Retype every line of the material below word for word, leaving out the pictures.

■ Data in this exercise ■
##############################

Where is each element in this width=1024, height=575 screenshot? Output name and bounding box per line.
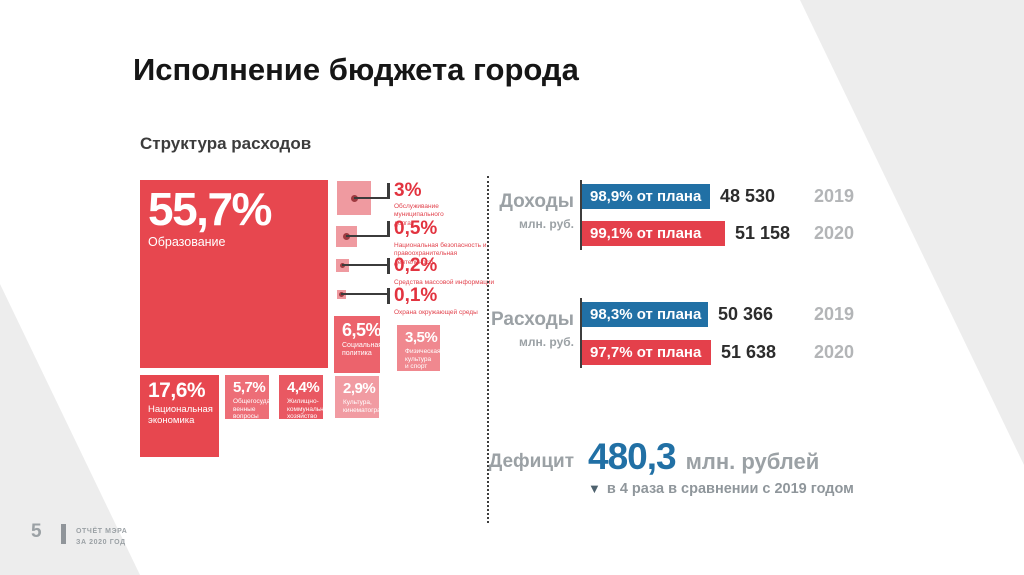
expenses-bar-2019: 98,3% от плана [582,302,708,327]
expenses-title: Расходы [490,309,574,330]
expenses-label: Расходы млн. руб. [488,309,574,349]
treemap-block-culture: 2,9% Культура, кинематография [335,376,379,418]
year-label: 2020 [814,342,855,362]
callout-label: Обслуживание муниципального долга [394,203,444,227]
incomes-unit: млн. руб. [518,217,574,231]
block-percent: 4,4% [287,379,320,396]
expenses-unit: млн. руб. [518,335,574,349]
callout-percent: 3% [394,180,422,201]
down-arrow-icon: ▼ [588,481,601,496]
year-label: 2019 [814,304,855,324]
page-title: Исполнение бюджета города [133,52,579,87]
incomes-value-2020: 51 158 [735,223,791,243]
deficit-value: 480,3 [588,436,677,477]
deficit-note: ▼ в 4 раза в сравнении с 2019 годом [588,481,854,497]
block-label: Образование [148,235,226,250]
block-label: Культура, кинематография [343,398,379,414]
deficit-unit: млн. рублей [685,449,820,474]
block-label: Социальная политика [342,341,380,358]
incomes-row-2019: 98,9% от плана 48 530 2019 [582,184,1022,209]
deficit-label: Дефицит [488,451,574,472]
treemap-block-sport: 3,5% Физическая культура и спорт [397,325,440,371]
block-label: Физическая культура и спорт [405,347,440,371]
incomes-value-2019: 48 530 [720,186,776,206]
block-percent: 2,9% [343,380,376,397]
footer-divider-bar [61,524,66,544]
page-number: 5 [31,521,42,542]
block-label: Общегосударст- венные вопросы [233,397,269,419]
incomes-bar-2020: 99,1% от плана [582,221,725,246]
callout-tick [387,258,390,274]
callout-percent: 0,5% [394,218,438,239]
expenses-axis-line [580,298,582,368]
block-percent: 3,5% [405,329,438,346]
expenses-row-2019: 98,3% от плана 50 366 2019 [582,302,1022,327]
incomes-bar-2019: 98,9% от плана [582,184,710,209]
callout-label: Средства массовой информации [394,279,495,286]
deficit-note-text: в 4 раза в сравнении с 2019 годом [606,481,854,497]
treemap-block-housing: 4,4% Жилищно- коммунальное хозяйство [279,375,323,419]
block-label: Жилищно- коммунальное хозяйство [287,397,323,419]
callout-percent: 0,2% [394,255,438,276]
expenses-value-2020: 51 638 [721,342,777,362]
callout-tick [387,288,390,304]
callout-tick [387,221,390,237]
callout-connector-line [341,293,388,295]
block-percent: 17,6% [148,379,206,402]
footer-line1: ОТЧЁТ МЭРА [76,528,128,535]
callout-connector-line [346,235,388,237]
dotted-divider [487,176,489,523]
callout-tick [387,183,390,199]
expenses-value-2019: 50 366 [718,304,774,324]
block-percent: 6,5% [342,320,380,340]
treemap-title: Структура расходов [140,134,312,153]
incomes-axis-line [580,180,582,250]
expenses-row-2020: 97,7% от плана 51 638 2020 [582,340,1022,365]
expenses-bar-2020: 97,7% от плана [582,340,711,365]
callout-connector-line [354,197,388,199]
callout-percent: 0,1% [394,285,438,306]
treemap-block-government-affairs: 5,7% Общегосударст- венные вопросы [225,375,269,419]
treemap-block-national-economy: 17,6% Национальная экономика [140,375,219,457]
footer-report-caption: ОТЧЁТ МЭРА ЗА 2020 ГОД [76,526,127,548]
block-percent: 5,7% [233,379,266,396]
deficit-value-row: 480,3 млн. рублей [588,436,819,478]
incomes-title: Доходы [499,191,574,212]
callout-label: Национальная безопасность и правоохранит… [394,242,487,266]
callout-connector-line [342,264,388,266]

##############################

■ Finished task ■
Where is each element in this width=1024, height=575 screenshot? Output name and bounding box per line.
expenses-bar-2019: 98,3% от плана [582,302,708,327]
expenses-title: Расходы [490,309,574,330]
expenses-label: Расходы млн. руб. [488,309,574,349]
treemap-block-culture: 2,9% Культура, кинематография [335,376,379,418]
year-label: 2020 [814,342,855,362]
callout-label: Обслуживание муниципального долга [394,203,444,227]
incomes-unit: млн. руб. [518,217,574,231]
block-percent: 4,4% [287,379,320,396]
expenses-unit: млн. руб. [518,335,574,349]
callout-percent: 3% [394,180,422,201]
down-arrow-icon: ▼ [588,481,601,496]
year-label: 2019 [814,304,855,324]
page-title: Исполнение бюджета города [133,52,579,87]
incomes-value-2020: 51 158 [735,223,791,243]
deficit-value: 480,3 [588,436,677,477]
deficit-note: ▼ в 4 раза в сравнении с 2019 годом [588,481,854,497]
block-label: Образование [148,235,226,250]
block-label: Культура, кинематография [343,398,379,414]
deficit-unit: млн. рублей [685,449,820,474]
block-label: Социальная политика [342,341,380,358]
incomes-row-2019: 98,9% от плана 48 530 2019 [582,184,1022,209]
deficit-label: Дефицит [488,451,574,472]
treemap-block-sport: 3,5% Физическая культура и спорт [397,325,440,371]
block-label: Физическая культура и спорт [405,347,440,371]
incomes-value-2019: 48 530 [720,186,776,206]
block-percent: 2,9% [343,380,376,397]
footer-divider-bar [61,524,66,544]
page-number: 5 [31,521,42,542]
block-label: Общегосударст- венные вопросы [233,397,269,419]
incomes-bar-2020: 99,1% от плана [582,221,725,246]
callout-tick [387,258,390,274]
callout-percent: 0,5% [394,218,438,239]
expenses-axis-line [580,298,582,368]
block-percent: 3,5% [405,329,438,346]
expenses-row-2019: 98,3% от плана 50 366 2019 [582,302,1022,327]
incomes-bar-2019: 98,9% от плана [582,184,710,209]
callout-label: Средства массовой информации [394,279,495,286]
deficit-note-text: в 4 раза в сравнении с 2019 годом [606,481,854,497]
treemap-block-housing: 4,4% Жилищно- коммунальное хозяйство [279,375,323,419]
block-label: Жилищно- коммунальное хозяйство [287,397,323,419]
callout-percent: 0,2% [394,255,438,276]
expenses-value-2020: 51 638 [721,342,777,362]
callout-tick [387,288,390,304]
callout-tick [387,221,390,237]
callout-connector-line [341,293,388,295]
block-percent: 17,6% [148,379,206,402]
footer-line1: ОТЧЁТ МЭРА [76,528,128,535]
callout-connector-line [346,235,388,237]
dotted-divider [487,176,489,523]
callout-tick [387,183,390,199]
expenses-value-2019: 50 366 [718,304,774,324]
block-percent: 6,5% [342,320,380,340]
treemap-title: Структура расходов [140,134,312,153]
incomes-axis-line [580,180,582,250]
expenses-row-2020: 97,7% от плана 51 638 2020 [582,340,1022,365]
expenses-bar-2020: 97,7% от плана [582,340,711,365]
callout-connector-line [354,197,388,199]
callout-percent: 0,1% [394,285,438,306]
treemap-block-government-affairs: 5,7% Общегосударст- венные вопросы [225,375,269,419]
treemap-block-national-economy: 17,6% Национальная экономика [140,375,219,457]
footer-report-caption: ОТЧЁТ МЭРА ЗА 2020 ГОД [76,526,127,548]
block-percent: 5,7% [233,379,266,396]
deficit-value-row: 480,3 млн. рублей [588,436,819,478]
incomes-title: Доходы [499,191,574,212]
callout-label: Национальная безопасность и правоохранит… [394,242,487,266]
callout-connector-line [342,264,388,266]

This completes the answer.